Work required = Copy out the data below verbatim.

******************************

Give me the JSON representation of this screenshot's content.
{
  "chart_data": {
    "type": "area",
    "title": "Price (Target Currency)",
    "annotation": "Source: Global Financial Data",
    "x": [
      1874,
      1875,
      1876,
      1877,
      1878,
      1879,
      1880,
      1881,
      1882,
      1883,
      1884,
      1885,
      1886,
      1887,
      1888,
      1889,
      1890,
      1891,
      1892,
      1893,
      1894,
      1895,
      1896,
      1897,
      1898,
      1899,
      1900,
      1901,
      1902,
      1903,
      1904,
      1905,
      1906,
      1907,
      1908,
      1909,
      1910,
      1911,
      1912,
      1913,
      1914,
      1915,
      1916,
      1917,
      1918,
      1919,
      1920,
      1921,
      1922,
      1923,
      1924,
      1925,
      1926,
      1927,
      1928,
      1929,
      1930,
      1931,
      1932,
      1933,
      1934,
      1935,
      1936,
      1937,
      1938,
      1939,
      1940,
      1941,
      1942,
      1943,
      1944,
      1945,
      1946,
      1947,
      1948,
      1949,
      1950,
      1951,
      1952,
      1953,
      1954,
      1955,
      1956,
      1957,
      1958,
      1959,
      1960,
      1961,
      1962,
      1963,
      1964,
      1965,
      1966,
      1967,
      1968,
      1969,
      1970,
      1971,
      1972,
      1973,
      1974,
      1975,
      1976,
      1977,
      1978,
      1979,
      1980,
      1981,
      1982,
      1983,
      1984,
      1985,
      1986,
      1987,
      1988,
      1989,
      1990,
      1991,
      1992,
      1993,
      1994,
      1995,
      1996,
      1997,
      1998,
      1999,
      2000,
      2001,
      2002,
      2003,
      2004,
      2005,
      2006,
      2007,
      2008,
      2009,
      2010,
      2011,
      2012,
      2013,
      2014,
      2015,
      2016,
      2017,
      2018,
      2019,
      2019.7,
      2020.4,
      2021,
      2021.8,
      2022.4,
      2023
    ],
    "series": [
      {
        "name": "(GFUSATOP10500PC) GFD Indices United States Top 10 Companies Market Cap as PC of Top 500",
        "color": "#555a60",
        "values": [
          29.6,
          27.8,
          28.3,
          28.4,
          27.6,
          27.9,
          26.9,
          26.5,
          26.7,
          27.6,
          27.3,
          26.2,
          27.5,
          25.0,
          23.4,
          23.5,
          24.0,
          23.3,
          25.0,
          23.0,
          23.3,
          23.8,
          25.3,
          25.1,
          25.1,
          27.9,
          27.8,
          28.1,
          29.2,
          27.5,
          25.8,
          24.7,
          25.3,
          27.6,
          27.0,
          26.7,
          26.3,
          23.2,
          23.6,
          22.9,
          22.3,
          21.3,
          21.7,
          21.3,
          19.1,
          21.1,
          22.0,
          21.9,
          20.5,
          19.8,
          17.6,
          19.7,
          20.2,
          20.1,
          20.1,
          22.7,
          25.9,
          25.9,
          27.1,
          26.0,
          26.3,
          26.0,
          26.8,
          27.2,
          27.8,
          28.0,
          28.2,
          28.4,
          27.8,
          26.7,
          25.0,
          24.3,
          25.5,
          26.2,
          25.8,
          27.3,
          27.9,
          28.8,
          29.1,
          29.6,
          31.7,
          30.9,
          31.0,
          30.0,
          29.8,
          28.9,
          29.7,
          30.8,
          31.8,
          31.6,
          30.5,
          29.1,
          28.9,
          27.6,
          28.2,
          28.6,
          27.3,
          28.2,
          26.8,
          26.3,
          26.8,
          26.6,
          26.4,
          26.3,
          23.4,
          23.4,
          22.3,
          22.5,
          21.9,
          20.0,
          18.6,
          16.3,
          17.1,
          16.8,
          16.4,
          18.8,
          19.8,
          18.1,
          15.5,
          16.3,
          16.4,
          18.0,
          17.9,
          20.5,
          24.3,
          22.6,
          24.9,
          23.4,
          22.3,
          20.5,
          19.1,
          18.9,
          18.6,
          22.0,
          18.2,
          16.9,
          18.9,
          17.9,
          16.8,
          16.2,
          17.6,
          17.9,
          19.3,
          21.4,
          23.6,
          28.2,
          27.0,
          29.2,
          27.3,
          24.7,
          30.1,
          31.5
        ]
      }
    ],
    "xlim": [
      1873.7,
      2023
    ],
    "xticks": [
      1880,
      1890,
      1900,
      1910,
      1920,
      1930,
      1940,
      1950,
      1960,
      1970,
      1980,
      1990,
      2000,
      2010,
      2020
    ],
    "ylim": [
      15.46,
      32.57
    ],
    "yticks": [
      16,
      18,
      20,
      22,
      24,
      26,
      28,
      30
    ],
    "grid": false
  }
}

******************************

Expected output =
Give me the JSON representation of this screenshot's content.
{
  "chart_data": {
    "type": "area",
    "title": "Price (Target Currency)",
    "annotation": "Source: Global Financial Data",
    "x": [
      1874,
      1875,
      1876,
      1877,
      1878,
      1879,
      1880,
      1881,
      1882,
      1883,
      1884,
      1885,
      1886,
      1887,
      1888,
      1889,
      1890,
      1891,
      1892,
      1893,
      1894,
      1895,
      1896,
      1897,
      1898,
      1899,
      1900,
      1901,
      1902,
      1903,
      1904,
      1905,
      1906,
      1907,
      1908,
      1909,
      1910,
      1911,
      1912,
      1913,
      1914,
      1915,
      1916,
      1917,
      1918,
      1919,
      1920,
      1921,
      1922,
      1923,
      1924,
      1925,
      1926,
      1927,
      1928,
      1929,
      1930,
      1931,
      1932,
      1933,
      1934,
      1935,
      1936,
      1937,
      1938,
      1939,
      1940,
      1941,
      1942,
      1943,
      1944,
      1945,
      1946,
      1947,
      1948,
      1949,
      1950,
      1951,
      1952,
      1953,
      1954,
      1955,
      1956,
      1957,
      1958,
      1959,
      1960,
      1961,
      1962,
      1963,
      1964,
      1965,
      1966,
      1967,
      1968,
      1969,
      1970,
      1971,
      1972,
      1973,
      1974,
      1975,
      1976,
      1977,
      1978,
      1979,
      1980,
      1981,
      1982,
      1983,
      1984,
      1985,
      1986,
      1987,
      1988,
      1989,
      1990,
      1991,
      1992,
      1993,
      1994,
      1995,
      1996,
      1997,
      1998,
      1999,
      2000,
      2001,
      2002,
      2003,
      2004,
      2005,
      2006,
      2007,
      2008,
      2009,
      2010,
      2011,
      2012,
      2013,
      2014,
      2015,
      2016,
      2017,
      2018,
      2019,
      2019.7,
      2020.4,
      2021,
      2021.8,
      2022.4,
      2023
    ],
    "series": [
      {
        "name": "(GFUSATOP10500PC) GFD Indices United States Top 10 Companies Market Cap as PC of Top 500",
        "color": "#555a60",
        "values": [
          29.6,
          27.8,
          28.3,
          28.4,
          27.6,
          27.9,
          26.9,
          26.5,
          26.7,
          27.6,
          27.3,
          26.2,
          27.5,
          25.0,
          23.4,
          23.5,
          24.0,
          23.3,
          25.0,
          23.0,
          23.3,
          23.8,
          25.3,
          25.1,
          25.1,
          27.9,
          27.8,
          28.1,
          29.2,
          27.5,
          25.8,
          24.7,
          25.3,
          27.6,
          27.0,
          26.7,
          26.3,
          23.2,
          23.6,
          22.9,
          22.3,
          21.3,
          21.7,
          21.3,
          19.1,
          21.1,
          22.0,
          21.9,
          20.5,
          19.8,
          17.6,
          19.7,
          20.2,
          20.1,
          20.1,
          22.7,
          25.9,
          25.9,
          27.1,
          26.0,
          26.3,
          26.0,
          26.8,
          27.2,
          27.8,
          28.0,
          28.2,
          28.4,
          27.8,
          26.7,
          25.0,
          24.3,
          25.5,
          26.2,
          25.8,
          27.3,
          27.9,
          28.8,
          29.1,
          29.6,
          31.7,
          30.9,
          31.0,
          30.0,
          29.8,
          28.9,
          29.7,
          30.8,
          31.8,
          31.6,
          30.5,
          29.1,
          28.9,
          27.6,
          28.2,
          28.6,
          27.3,
          28.2,
          26.8,
          26.3,
          26.8,
          26.6,
          26.4,
          26.3,
          23.4,
          23.4,
          22.3,
          22.5,
          21.9,
          20.0,
          18.6,
          16.3,
          17.1,
          16.8,
          16.4,
          18.8,
          19.8,
          18.1,
          15.5,
          16.3,
          16.4,
          18.0,
          17.9,
          20.5,
          24.3,
          22.6,
          24.9,
          23.4,
          22.3,
          20.5,
          19.1,
          18.9,
          18.6,
          22.0,
          18.2,
          16.9,
          18.9,
          17.9,
          16.8,
          16.2,
          17.6,
          17.9,
          19.3,
          21.4,
          23.6,
          28.2,
          27.0,
          29.2,
          27.3,
          24.7,
          30.1,
          31.5
        ]
      }
    ],
    "xlim": [
      1873.7,
      2023
    ],
    "xticks": [
      1880,
      1890,
      1900,
      1910,
      1920,
      1930,
      1940,
      1950,
      1960,
      1970,
      1980,
      1990,
      2000,
      2010,
      2020
    ],
    "ylim": [
      15.46,
      32.57
    ],
    "yticks": [
      16,
      18,
      20,
      22,
      24,
      26,
      28,
      30
    ],
    "grid": false
  }
}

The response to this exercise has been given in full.